### Problem description:
Every line with the string "this" should be gathered.
** start of Supplied data **
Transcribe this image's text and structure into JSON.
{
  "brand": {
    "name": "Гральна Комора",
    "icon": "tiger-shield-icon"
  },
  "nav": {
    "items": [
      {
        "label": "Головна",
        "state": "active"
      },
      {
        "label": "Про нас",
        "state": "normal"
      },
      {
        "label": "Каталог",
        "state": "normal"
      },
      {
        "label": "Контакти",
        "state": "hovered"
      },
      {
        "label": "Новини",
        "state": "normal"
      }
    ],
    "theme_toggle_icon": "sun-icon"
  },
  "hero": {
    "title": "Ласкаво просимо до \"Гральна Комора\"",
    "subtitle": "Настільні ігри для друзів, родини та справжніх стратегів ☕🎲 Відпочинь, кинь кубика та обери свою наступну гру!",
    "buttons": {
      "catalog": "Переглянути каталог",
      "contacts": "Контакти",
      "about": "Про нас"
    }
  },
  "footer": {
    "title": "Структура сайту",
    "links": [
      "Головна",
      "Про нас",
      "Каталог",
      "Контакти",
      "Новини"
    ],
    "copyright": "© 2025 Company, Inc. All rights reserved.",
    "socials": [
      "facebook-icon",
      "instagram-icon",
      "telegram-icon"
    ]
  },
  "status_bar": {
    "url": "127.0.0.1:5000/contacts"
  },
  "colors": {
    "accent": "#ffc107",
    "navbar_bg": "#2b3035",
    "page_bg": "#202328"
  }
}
** end of Supplied data **
** start of Supplied data **
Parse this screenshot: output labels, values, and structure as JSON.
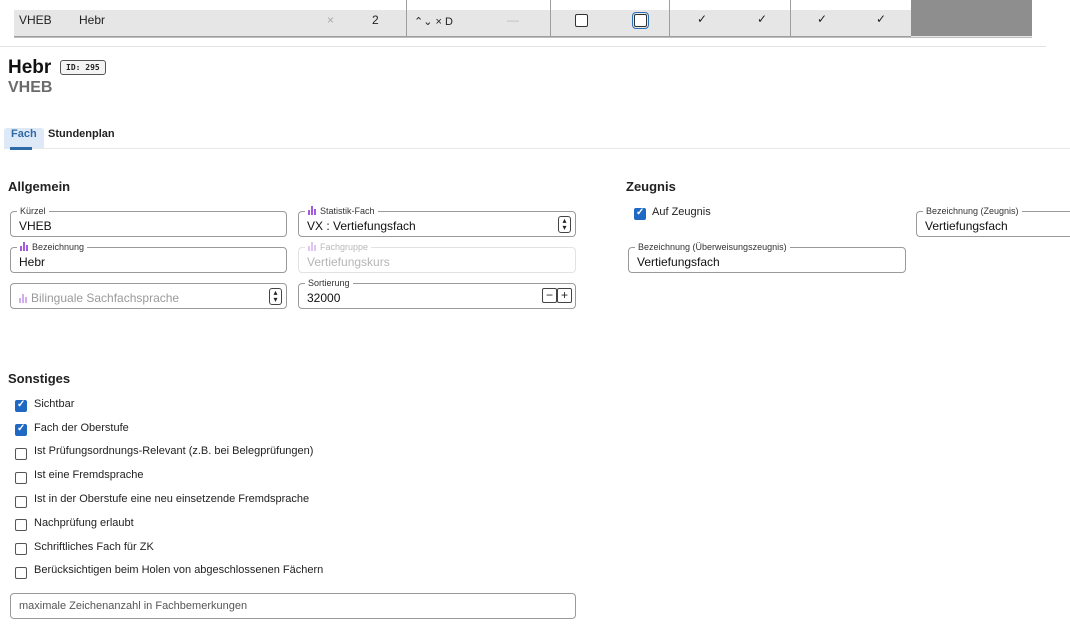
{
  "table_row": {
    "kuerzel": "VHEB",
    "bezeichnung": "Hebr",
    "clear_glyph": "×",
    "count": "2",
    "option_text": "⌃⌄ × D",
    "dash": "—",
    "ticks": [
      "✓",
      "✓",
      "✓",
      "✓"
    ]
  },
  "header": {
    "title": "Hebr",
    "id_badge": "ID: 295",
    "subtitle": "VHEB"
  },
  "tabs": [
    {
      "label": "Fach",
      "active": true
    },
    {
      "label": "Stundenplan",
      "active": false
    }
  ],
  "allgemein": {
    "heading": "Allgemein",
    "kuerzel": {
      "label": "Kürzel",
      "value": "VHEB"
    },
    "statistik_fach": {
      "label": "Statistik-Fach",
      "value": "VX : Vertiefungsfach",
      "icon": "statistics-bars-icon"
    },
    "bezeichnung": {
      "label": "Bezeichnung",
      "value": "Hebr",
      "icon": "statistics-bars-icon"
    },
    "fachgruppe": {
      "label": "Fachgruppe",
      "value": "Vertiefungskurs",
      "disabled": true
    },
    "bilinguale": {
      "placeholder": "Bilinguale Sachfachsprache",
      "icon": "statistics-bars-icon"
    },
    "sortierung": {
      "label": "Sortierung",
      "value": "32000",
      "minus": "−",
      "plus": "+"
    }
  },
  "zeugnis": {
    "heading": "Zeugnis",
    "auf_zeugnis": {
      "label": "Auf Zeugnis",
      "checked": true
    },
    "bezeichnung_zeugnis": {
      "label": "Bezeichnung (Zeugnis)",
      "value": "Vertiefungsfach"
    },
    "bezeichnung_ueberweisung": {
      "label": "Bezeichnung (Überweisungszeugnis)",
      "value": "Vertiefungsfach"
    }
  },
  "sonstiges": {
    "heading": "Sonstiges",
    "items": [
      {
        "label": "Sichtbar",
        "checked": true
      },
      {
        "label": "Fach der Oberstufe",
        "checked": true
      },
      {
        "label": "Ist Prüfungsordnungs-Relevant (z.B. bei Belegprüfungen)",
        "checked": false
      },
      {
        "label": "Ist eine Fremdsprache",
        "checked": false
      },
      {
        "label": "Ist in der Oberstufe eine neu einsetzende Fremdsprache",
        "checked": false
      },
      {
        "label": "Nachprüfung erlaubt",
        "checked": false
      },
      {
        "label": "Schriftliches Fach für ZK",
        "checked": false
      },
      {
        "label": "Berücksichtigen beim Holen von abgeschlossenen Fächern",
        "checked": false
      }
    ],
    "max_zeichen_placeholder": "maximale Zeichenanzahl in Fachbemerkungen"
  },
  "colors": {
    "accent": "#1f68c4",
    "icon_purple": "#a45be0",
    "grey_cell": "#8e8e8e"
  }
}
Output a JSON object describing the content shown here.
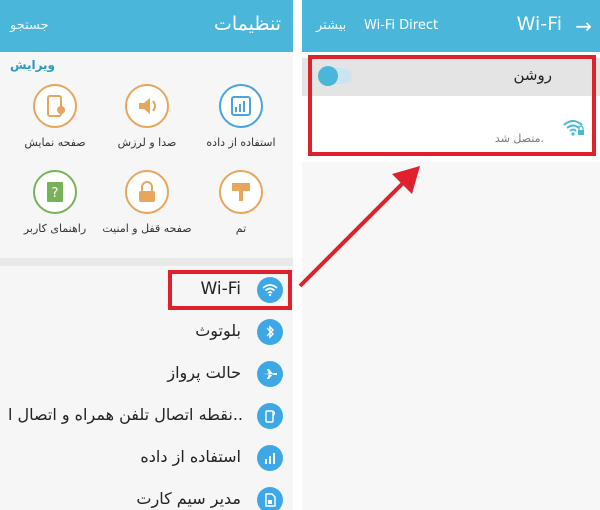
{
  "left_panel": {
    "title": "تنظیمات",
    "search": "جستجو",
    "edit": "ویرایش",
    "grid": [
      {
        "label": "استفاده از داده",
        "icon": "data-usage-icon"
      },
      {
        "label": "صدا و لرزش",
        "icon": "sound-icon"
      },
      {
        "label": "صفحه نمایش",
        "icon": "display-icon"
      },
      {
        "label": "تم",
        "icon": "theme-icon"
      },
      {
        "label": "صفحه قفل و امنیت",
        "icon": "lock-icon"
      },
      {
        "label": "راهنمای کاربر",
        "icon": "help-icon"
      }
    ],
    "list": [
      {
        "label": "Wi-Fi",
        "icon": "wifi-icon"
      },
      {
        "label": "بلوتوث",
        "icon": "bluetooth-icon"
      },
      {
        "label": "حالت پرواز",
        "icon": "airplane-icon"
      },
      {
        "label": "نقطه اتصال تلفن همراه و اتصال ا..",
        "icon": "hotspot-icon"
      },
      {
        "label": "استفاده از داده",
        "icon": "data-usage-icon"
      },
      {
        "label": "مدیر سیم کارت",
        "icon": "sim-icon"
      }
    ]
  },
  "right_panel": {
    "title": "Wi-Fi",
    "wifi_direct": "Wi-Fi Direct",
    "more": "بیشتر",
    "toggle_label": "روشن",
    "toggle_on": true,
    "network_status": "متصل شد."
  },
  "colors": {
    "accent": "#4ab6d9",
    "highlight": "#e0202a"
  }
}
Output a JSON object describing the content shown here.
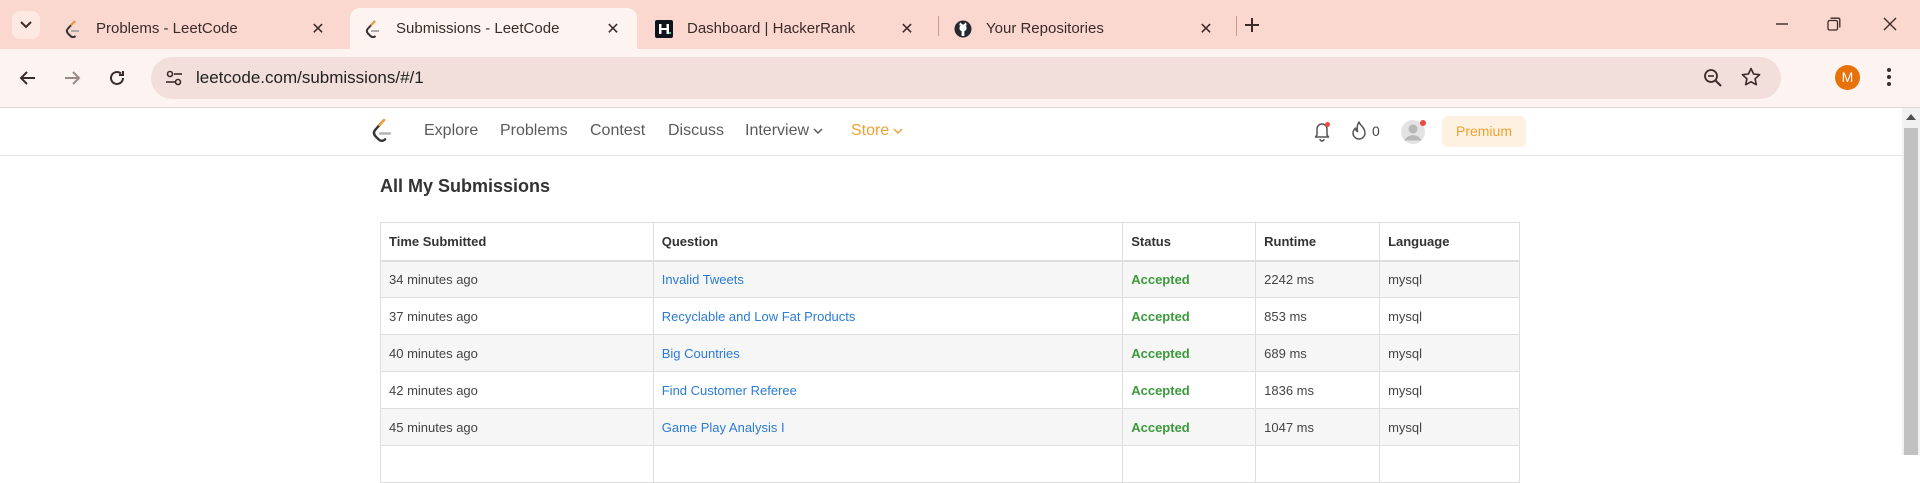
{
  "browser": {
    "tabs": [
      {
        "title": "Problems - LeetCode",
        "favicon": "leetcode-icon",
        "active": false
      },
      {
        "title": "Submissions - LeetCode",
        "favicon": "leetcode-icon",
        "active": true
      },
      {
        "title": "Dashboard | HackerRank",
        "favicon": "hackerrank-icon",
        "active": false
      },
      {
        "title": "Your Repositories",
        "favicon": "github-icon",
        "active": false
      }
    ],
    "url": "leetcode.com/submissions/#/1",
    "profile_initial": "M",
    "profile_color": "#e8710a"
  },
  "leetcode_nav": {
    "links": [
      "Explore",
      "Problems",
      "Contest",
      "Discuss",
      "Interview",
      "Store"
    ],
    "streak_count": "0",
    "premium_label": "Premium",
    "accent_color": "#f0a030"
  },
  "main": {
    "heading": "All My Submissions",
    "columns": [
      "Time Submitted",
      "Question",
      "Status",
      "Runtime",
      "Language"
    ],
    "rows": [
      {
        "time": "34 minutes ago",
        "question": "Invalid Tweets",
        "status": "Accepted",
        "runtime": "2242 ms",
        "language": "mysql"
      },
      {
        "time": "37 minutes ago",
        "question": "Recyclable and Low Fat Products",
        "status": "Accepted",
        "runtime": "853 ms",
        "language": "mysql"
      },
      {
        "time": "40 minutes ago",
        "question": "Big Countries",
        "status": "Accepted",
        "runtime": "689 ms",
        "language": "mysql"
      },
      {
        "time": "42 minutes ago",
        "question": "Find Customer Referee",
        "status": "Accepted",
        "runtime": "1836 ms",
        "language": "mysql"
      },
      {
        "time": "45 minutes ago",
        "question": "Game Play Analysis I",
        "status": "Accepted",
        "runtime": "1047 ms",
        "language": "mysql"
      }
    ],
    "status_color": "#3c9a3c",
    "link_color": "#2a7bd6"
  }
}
** end of Supplied data **
** start of Supplied data **
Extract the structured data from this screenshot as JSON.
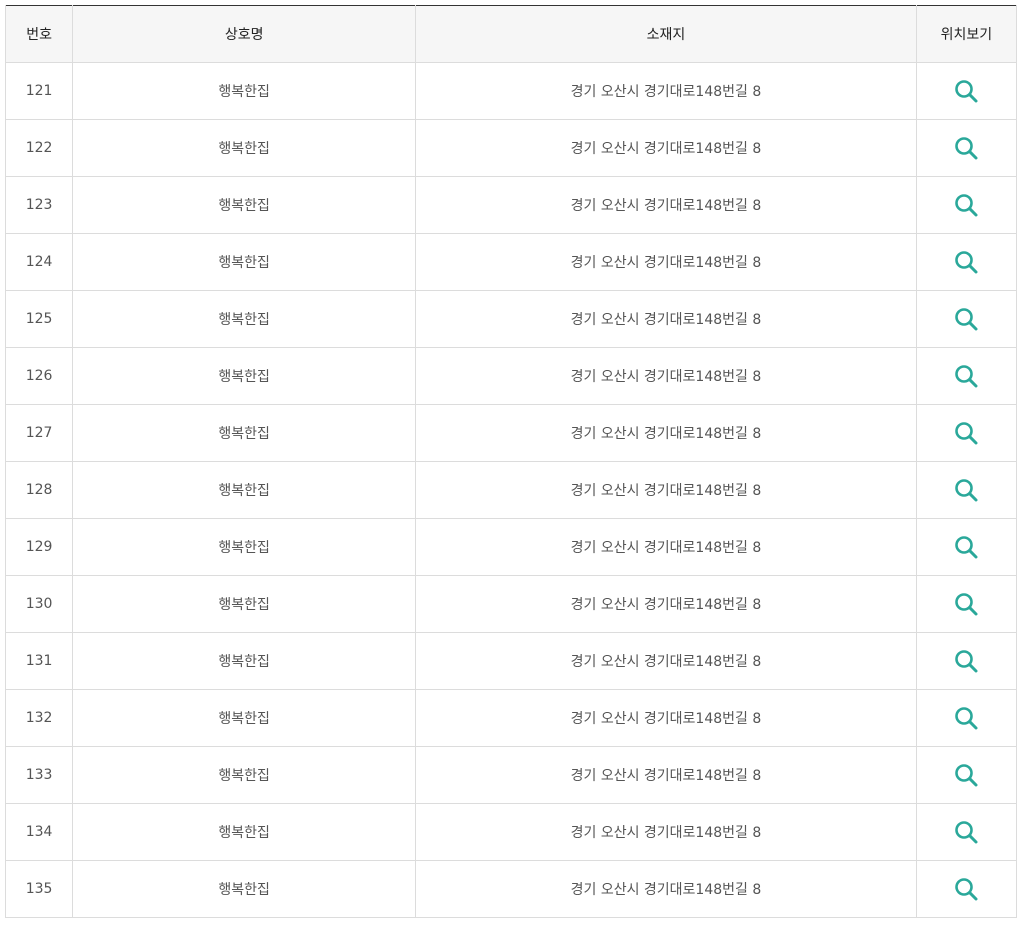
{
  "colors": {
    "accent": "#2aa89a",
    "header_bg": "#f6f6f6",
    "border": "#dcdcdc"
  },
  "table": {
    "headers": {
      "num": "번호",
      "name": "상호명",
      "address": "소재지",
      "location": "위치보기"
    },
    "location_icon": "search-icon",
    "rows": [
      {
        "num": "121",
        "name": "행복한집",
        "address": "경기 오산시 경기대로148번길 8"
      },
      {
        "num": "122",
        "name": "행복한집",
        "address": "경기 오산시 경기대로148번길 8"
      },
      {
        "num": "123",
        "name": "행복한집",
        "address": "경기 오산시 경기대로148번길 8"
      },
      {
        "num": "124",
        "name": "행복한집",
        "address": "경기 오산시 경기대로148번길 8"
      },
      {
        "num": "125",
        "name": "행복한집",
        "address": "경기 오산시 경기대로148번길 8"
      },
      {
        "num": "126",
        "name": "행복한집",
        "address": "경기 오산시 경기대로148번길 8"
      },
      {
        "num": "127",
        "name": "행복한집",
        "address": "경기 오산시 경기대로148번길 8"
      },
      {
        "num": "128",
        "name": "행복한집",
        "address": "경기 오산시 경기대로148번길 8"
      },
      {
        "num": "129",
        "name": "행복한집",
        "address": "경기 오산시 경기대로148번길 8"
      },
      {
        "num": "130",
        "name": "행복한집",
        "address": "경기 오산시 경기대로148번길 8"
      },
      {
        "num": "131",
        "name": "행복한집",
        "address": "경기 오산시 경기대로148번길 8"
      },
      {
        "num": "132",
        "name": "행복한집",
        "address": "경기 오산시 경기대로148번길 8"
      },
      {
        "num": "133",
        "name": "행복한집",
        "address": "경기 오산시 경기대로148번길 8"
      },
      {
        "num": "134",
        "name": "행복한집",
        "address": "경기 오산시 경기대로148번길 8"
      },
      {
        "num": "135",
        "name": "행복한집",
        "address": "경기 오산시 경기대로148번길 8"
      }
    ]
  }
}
** end of Supplied data **
### Result of the exercise:
Transcribe this image's text and structure into JSON.
Parse this screenshot: output labels, values, and structure as JSON.
Extract the structured data from this screenshot as JSON.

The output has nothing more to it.